Excerpts from a figure dataset:
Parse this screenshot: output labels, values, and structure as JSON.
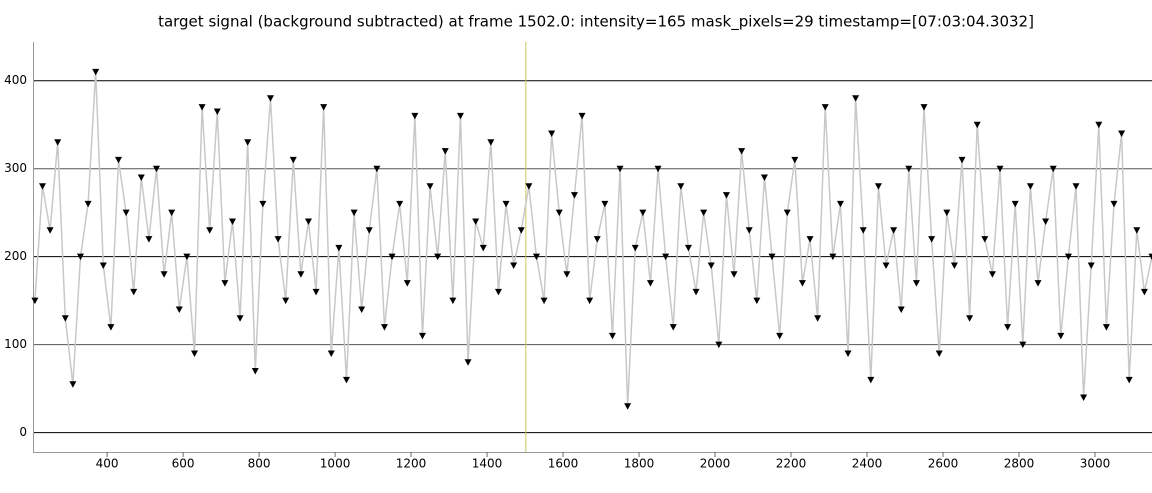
{
  "chart_data": {
    "type": "line",
    "title": "target signal (background subtracted) at frame 1502.0: intensity=165 mask_pixels=29 timestamp=[07:03:04.3032]",
    "x": [
      210,
      230,
      250,
      270,
      290,
      310,
      330,
      350,
      370,
      390,
      410,
      430,
      450,
      470,
      490,
      510,
      530,
      550,
      570,
      590,
      610,
      630,
      650,
      670,
      690,
      710,
      730,
      750,
      770,
      790,
      810,
      830,
      850,
      870,
      890,
      910,
      930,
      950,
      970,
      990,
      1010,
      1030,
      1050,
      1070,
      1090,
      1110,
      1130,
      1150,
      1170,
      1190,
      1210,
      1230,
      1250,
      1270,
      1290,
      1310,
      1330,
      1350,
      1370,
      1390,
      1410,
      1430,
      1450,
      1470,
      1490,
      1510,
      1530,
      1550,
      1570,
      1590,
      1610,
      1630,
      1650,
      1670,
      1690,
      1710,
      1730,
      1750,
      1770,
      1790,
      1810,
      1830,
      1850,
      1870,
      1890,
      1910,
      1930,
      1950,
      1970,
      1990,
      2010,
      2030,
      2050,
      2070,
      2090,
      2110,
      2130,
      2150,
      2170,
      2190,
      2210,
      2230,
      2250,
      2270,
      2290,
      2310,
      2330,
      2350,
      2370,
      2390,
      2410,
      2430,
      2450,
      2470,
      2490,
      2510,
      2530,
      2550,
      2570,
      2590,
      2610,
      2630,
      2650,
      2670,
      2690,
      2710,
      2730,
      2750,
      2770,
      2790,
      2810,
      2830,
      2850,
      2870,
      2890,
      2910,
      2930,
      2950,
      2970,
      2990,
      3010,
      3030,
      3050,
      3070,
      3090,
      3110,
      3130,
      3150
    ],
    "series": [
      {
        "name": "intensity",
        "color": "#000000",
        "line_color": "#c8c8c8",
        "values": [
          150,
          280,
          230,
          330,
          130,
          55,
          200,
          260,
          410,
          190,
          120,
          310,
          250,
          160,
          290,
          220,
          300,
          180,
          250,
          140,
          200,
          90,
          370,
          230,
          365,
          170,
          240,
          130,
          330,
          70,
          260,
          380,
          220,
          150,
          310,
          180,
          240,
          160,
          370,
          90,
          210,
          60,
          250,
          140,
          230,
          300,
          120,
          200,
          260,
          170,
          360,
          110,
          280,
          200,
          320,
          150,
          360,
          80,
          240,
          210,
          330,
          160,
          260,
          190,
          230,
          280,
          200,
          150,
          340,
          250,
          180,
          270,
          360,
          150,
          220,
          260,
          110,
          300,
          30,
          210,
          250,
          170,
          300,
          200,
          120,
          280,
          210,
          160,
          250,
          190,
          100,
          270,
          180,
          320,
          230,
          150,
          290,
          200,
          110,
          250,
          310,
          170,
          220,
          130,
          370,
          200,
          260,
          90,
          380,
          230,
          60,
          280,
          190,
          230,
          140,
          300,
          170,
          370,
          220,
          90,
          250,
          190,
          310,
          130,
          350,
          220,
          180,
          300,
          120,
          260,
          100,
          280,
          170,
          240,
          300,
          110,
          200,
          280,
          40,
          190,
          350,
          120,
          260,
          340,
          60,
          230,
          160,
          200
        ]
      }
    ],
    "cursor": {
      "x": 1502,
      "color": "#c8c864"
    },
    "xlim": [
      205,
      3150
    ],
    "ylim": [
      -22,
      444
    ],
    "xticks": [
      400,
      600,
      800,
      1000,
      1200,
      1400,
      1600,
      1800,
      2000,
      2200,
      2400,
      2600,
      2800,
      3000
    ],
    "yticks": [
      0,
      100,
      200,
      300,
      400
    ],
    "grid": true
  }
}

_Requirements_
Omit pictures; set down the rest of the material word for word.

_Output for this task_
Parse this screenshot: output labels, values, and structure as JSON.
{
  "chart_data": {
    "type": "line",
    "title": "target signal (background subtracted) at frame 1502.0: intensity=165 mask_pixels=29 timestamp=[07:03:04.3032]",
    "x": [
      210,
      230,
      250,
      270,
      290,
      310,
      330,
      350,
      370,
      390,
      410,
      430,
      450,
      470,
      490,
      510,
      530,
      550,
      570,
      590,
      610,
      630,
      650,
      670,
      690,
      710,
      730,
      750,
      770,
      790,
      810,
      830,
      850,
      870,
      890,
      910,
      930,
      950,
      970,
      990,
      1010,
      1030,
      1050,
      1070,
      1090,
      1110,
      1130,
      1150,
      1170,
      1190,
      1210,
      1230,
      1250,
      1270,
      1290,
      1310,
      1330,
      1350,
      1370,
      1390,
      1410,
      1430,
      1450,
      1470,
      1490,
      1510,
      1530,
      1550,
      1570,
      1590,
      1610,
      1630,
      1650,
      1670,
      1690,
      1710,
      1730,
      1750,
      1770,
      1790,
      1810,
      1830,
      1850,
      1870,
      1890,
      1910,
      1930,
      1950,
      1970,
      1990,
      2010,
      2030,
      2050,
      2070,
      2090,
      2110,
      2130,
      2150,
      2170,
      2190,
      2210,
      2230,
      2250,
      2270,
      2290,
      2310,
      2330,
      2350,
      2370,
      2390,
      2410,
      2430,
      2450,
      2470,
      2490,
      2510,
      2530,
      2550,
      2570,
      2590,
      2610,
      2630,
      2650,
      2670,
      2690,
      2710,
      2730,
      2750,
      2770,
      2790,
      2810,
      2830,
      2850,
      2870,
      2890,
      2910,
      2930,
      2950,
      2970,
      2990,
      3010,
      3030,
      3050,
      3070,
      3090,
      3110,
      3130,
      3150
    ],
    "series": [
      {
        "name": "intensity",
        "color": "#000000",
        "line_color": "#c8c8c8",
        "values": [
          150,
          280,
          230,
          330,
          130,
          55,
          200,
          260,
          410,
          190,
          120,
          310,
          250,
          160,
          290,
          220,
          300,
          180,
          250,
          140,
          200,
          90,
          370,
          230,
          365,
          170,
          240,
          130,
          330,
          70,
          260,
          380,
          220,
          150,
          310,
          180,
          240,
          160,
          370,
          90,
          210,
          60,
          250,
          140,
          230,
          300,
          120,
          200,
          260,
          170,
          360,
          110,
          280,
          200,
          320,
          150,
          360,
          80,
          240,
          210,
          330,
          160,
          260,
          190,
          230,
          280,
          200,
          150,
          340,
          250,
          180,
          270,
          360,
          150,
          220,
          260,
          110,
          300,
          30,
          210,
          250,
          170,
          300,
          200,
          120,
          280,
          210,
          160,
          250,
          190,
          100,
          270,
          180,
          320,
          230,
          150,
          290,
          200,
          110,
          250,
          310,
          170,
          220,
          130,
          370,
          200,
          260,
          90,
          380,
          230,
          60,
          280,
          190,
          230,
          140,
          300,
          170,
          370,
          220,
          90,
          250,
          190,
          310,
          130,
          350,
          220,
          180,
          300,
          120,
          260,
          100,
          280,
          170,
          240,
          300,
          110,
          200,
          280,
          40,
          190,
          350,
          120,
          260,
          340,
          60,
          230,
          160,
          200
        ]
      }
    ],
    "cursor": {
      "x": 1502,
      "color": "#c8c864"
    },
    "xlim": [
      205,
      3150
    ],
    "ylim": [
      -22,
      444
    ],
    "xticks": [
      400,
      600,
      800,
      1000,
      1200,
      1400,
      1600,
      1800,
      2000,
      2200,
      2400,
      2600,
      2800,
      3000
    ],
    "yticks": [
      0,
      100,
      200,
      300,
      400
    ],
    "grid": true
  }
}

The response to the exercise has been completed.